» **TASK**: Return all of the data exactly as given.

******

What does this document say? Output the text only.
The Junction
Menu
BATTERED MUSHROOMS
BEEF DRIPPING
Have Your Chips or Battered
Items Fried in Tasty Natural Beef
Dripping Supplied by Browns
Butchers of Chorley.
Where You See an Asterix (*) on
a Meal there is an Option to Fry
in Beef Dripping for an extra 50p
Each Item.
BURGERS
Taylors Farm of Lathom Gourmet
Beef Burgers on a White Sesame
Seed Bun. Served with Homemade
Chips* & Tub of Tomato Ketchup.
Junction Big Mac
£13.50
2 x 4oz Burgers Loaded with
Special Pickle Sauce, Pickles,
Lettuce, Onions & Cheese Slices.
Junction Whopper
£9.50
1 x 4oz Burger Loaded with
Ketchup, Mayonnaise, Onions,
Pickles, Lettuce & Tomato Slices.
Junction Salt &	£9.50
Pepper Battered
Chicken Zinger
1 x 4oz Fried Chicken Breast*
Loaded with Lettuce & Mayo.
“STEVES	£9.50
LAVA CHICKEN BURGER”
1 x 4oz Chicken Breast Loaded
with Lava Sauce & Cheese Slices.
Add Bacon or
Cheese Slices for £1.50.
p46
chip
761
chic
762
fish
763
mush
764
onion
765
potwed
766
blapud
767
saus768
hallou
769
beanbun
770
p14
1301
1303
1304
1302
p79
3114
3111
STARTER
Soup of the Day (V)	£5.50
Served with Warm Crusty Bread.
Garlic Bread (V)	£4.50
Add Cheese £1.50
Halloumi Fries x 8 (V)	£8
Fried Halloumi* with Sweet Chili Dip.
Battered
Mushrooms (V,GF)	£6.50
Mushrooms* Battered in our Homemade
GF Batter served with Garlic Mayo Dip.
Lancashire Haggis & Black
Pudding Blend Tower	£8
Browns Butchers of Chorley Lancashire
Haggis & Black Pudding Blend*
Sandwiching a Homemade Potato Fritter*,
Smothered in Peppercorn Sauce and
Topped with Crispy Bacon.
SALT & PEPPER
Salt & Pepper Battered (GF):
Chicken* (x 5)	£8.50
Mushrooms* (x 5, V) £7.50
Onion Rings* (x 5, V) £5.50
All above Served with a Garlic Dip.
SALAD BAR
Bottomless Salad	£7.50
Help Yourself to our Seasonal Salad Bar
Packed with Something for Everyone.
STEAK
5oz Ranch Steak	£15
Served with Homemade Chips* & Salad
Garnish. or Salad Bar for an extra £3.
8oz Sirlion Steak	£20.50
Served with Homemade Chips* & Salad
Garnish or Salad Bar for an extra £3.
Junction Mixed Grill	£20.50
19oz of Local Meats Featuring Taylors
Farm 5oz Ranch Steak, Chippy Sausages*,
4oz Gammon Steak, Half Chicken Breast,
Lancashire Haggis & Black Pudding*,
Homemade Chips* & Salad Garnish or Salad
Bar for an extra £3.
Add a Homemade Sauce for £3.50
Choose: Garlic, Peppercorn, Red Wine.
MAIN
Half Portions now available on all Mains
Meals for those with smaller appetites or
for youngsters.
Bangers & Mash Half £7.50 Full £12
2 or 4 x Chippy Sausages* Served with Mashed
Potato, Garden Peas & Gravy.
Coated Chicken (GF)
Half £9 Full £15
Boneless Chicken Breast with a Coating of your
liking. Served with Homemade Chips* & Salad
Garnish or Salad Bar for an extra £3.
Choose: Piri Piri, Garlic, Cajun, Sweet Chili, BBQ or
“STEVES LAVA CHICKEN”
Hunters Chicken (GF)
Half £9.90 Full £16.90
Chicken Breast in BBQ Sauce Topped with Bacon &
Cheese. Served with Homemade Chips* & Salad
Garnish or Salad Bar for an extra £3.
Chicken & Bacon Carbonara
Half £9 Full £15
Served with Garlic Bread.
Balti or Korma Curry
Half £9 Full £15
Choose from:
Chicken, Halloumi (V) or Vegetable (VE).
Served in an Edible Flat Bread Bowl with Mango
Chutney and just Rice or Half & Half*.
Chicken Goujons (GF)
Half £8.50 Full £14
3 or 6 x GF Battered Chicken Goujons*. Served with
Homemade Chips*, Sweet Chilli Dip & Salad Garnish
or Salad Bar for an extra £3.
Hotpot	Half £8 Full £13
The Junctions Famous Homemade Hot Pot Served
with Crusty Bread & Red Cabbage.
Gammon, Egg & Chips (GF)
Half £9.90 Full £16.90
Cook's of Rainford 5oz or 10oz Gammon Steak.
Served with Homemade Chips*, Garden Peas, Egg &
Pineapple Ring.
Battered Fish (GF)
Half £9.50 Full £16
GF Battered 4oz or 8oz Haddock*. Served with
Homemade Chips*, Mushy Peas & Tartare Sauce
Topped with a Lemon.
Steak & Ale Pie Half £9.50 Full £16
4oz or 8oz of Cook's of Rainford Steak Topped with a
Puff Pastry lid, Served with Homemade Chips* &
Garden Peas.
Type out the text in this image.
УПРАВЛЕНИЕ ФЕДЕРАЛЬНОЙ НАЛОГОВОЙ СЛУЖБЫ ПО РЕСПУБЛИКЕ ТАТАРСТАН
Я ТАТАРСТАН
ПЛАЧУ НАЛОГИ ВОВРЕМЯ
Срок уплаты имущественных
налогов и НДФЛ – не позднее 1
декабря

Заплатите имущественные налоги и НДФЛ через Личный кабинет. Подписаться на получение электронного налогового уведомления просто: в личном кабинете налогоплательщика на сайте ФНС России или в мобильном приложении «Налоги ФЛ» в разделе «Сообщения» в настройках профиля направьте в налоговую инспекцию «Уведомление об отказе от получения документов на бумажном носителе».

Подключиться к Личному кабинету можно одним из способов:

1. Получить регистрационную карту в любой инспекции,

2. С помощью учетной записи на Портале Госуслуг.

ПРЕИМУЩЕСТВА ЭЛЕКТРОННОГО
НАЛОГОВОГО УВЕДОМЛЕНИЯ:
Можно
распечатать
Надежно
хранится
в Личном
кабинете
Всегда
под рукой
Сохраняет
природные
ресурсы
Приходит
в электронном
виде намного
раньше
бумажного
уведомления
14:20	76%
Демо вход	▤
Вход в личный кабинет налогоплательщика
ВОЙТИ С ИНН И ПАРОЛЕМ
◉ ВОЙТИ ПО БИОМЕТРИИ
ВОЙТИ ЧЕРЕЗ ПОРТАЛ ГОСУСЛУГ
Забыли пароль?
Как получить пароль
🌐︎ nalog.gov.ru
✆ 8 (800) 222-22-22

******

» **OUTPUT FOR THIS TASK**:
What does this document say? Output the text only.
The Junction
Menu
BATTERED MUSHROOMS
BEEF DRIPPING
Have Your Chips or Battered
Items Fried in Tasty Natural Beef
Dripping Supplied by Browns
Butchers of Chorley.
Where You See an Asterix (*) on
a Meal there is an Option to Fry
in Beef Dripping for an extra 50p
Each Item.
BURGERS
Taylors Farm of Lathom Gourmet
Beef Burgers on a White Sesame
Seed Bun. Served with Homemade
Chips* & Tub of Tomato Ketchup.
Junction Big Mac
£13.50
2 x 4oz Burgers Loaded with
Special Pickle Sauce, Pickles,
Lettuce, Onions & Cheese Slices.
Junction Whopper
£9.50
1 x 4oz Burger Loaded with
Ketchup, Mayonnaise, Onions,
Pickles, Lettuce & Tomato Slices.
Junction Salt &	£9.50
Pepper Battered
Chicken Zinger
1 x 4oz Fried Chicken Breast*
Loaded with Lettuce & Mayo.
“STEVES	£9.50
LAVA CHICKEN BURGER”
1 x 4oz Chicken Breast Loaded
with Lava Sauce & Cheese Slices.
Add Bacon or
Cheese Slices for £1.50.
p46
chip
761
chic
762
fish
763
mush
764
onion
765
potwed
766
blapud
767
saus768
hallou
769
beanbun
770
p14
1301
1303
1304
1302
p79
3114
3111
STARTER
Soup of the Day (V)	£5.50
Served with Warm Crusty Bread.
Garlic Bread (V)	£4.50
Add Cheese £1.50
Halloumi Fries x 8 (V)	£8
Fried Halloumi* with Sweet Chili Dip.
Battered
Mushrooms (V,GF)	£6.50
Mushrooms* Battered in our Homemade
GF Batter served with Garlic Mayo Dip.
Lancashire Haggis & Black
Pudding Blend Tower	£8
Browns Butchers of Chorley Lancashire
Haggis & Black Pudding Blend*
Sandwiching a Homemade Potato Fritter*,
Smothered in Peppercorn Sauce and
Topped with Crispy Bacon.
SALT & PEPPER
Salt & Pepper Battered (GF):
Chicken* (x 5)	£8.50
Mushrooms* (x 5, V) £7.50
Onion Rings* (x 5, V) £5.50
All above Served with a Garlic Dip.
SALAD BAR
Bottomless Salad	£7.50
Help Yourself to our Seasonal Salad Bar
Packed with Something for Everyone.
STEAK
5oz Ranch Steak	£15
Served with Homemade Chips* & Salad
Garnish. or Salad Bar for an extra £3.
8oz Sirlion Steak	£20.50
Served with Homemade Chips* & Salad
Garnish or Salad Bar for an extra £3.
Junction Mixed Grill	£20.50
19oz of Local Meats Featuring Taylors
Farm 5oz Ranch Steak, Chippy Sausages*,
4oz Gammon Steak, Half Chicken Breast,
Lancashire Haggis & Black Pudding*,
Homemade Chips* & Salad Garnish or Salad
Bar for an extra £3.
Add a Homemade Sauce for £3.50
Choose: Garlic, Peppercorn, Red Wine.
MAIN
Half Portions now available on all Mains
Meals for those with smaller appetites or
for youngsters.
Bangers & Mash Half £7.50 Full £12
2 or 4 x Chippy Sausages* Served with Mashed
Potato, Garden Peas & Gravy.
Coated Chicken (GF)
Half £9 Full £15
Boneless Chicken Breast with a Coating of your
liking. Served with Homemade Chips* & Salad
Garnish or Salad Bar for an extra £3.
Choose: Piri Piri, Garlic, Cajun, Sweet Chili, BBQ or
“STEVES LAVA CHICKEN”
Hunters Chicken (GF)
Half £9.90 Full £16.90
Chicken Breast in BBQ Sauce Topped with Bacon &
Cheese. Served with Homemade Chips* & Salad
Garnish or Salad Bar for an extra £3.
Chicken & Bacon Carbonara
Half £9 Full £15
Served with Garlic Bread.
Balti or Korma Curry
Half £9 Full £15
Choose from:
Chicken, Halloumi (V) or Vegetable (VE).
Served in an Edible Flat Bread Bowl with Mango
Chutney and just Rice or Half & Half*.
Chicken Goujons (GF)
Half £8.50 Full £14
3 or 6 x GF Battered Chicken Goujons*. Served with
Homemade Chips*, Sweet Chilli Dip & Salad Garnish
or Salad Bar for an extra £3.
Hotpot	Half £8 Full £13
The Junctions Famous Homemade Hot Pot Served
with Crusty Bread & Red Cabbage.
Gammon, Egg & Chips (GF)
Half £9.90 Full £16.90
Cook's of Rainford 5oz or 10oz Gammon Steak.
Served with Homemade Chips*, Garden Peas, Egg &
Pineapple Ring.
Battered Fish (GF)
Half £9.50 Full £16
GF Battered 4oz or 8oz Haddock*. Served with
Homemade Chips*, Mushy Peas & Tartare Sauce
Topped with a Lemon.
Steak & Ale Pie Half £9.50 Full £16
4oz or 8oz of Cook's of Rainford Steak Topped with a
Puff Pastry lid, Served with Homemade Chips* &
Garden Peas.
Type out the text in this image.
УПРАВЛЕНИЕ ФЕДЕРАЛЬНОЙ НАЛОГОВОЙ СЛУЖБЫ ПО РЕСПУБЛИКЕ ТАТАРСТАН
Я ТАТАРСТАН
ПЛАЧУ НАЛОГИ ВОВРЕМЯ
Срок уплаты имущественных
налогов и НДФЛ – не позднее 1
декабря

Заплатите имущественные налоги и НДФЛ через Личный кабинет. Подписаться на получение электронного налогового уведомления просто: в личном кабинете налогоплательщика на сайте ФНС России или в мобильном приложении «Налоги ФЛ» в разделе «Сообщения» в настройках профиля направьте в налоговую инспекцию «Уведомление об отказе от получения документов на бумажном носителе».

Подключиться к Личному кабинету можно одним из способов:

1. Получить регистрационную карту в любой инспекции,

2. С помощью учетной записи на Портале Госуслуг.

ПРЕИМУЩЕСТВА ЭЛЕКТРОННОГО
НАЛОГОВОГО УВЕДОМЛЕНИЯ:
Можно
распечатать
Надежно
хранится
в Личном
кабинете
Всегда
под рукой
Сохраняет
природные
ресурсы
Приходит
в электронном
виде намного
раньше
бумажного
уведомления
14:20	76%
Демо вход	▤
Вход в личный кабинет налогоплательщика
ВОЙТИ С ИНН И ПАРОЛЕМ
◉ ВОЙТИ ПО БИОМЕТРИИ
ВОЙТИ ЧЕРЕЗ ПОРТАЛ ГОСУСЛУГ
Забыли пароль?
Как получить пароль
🌐︎ nalog.gov.ru
✆ 8 (800) 222-22-22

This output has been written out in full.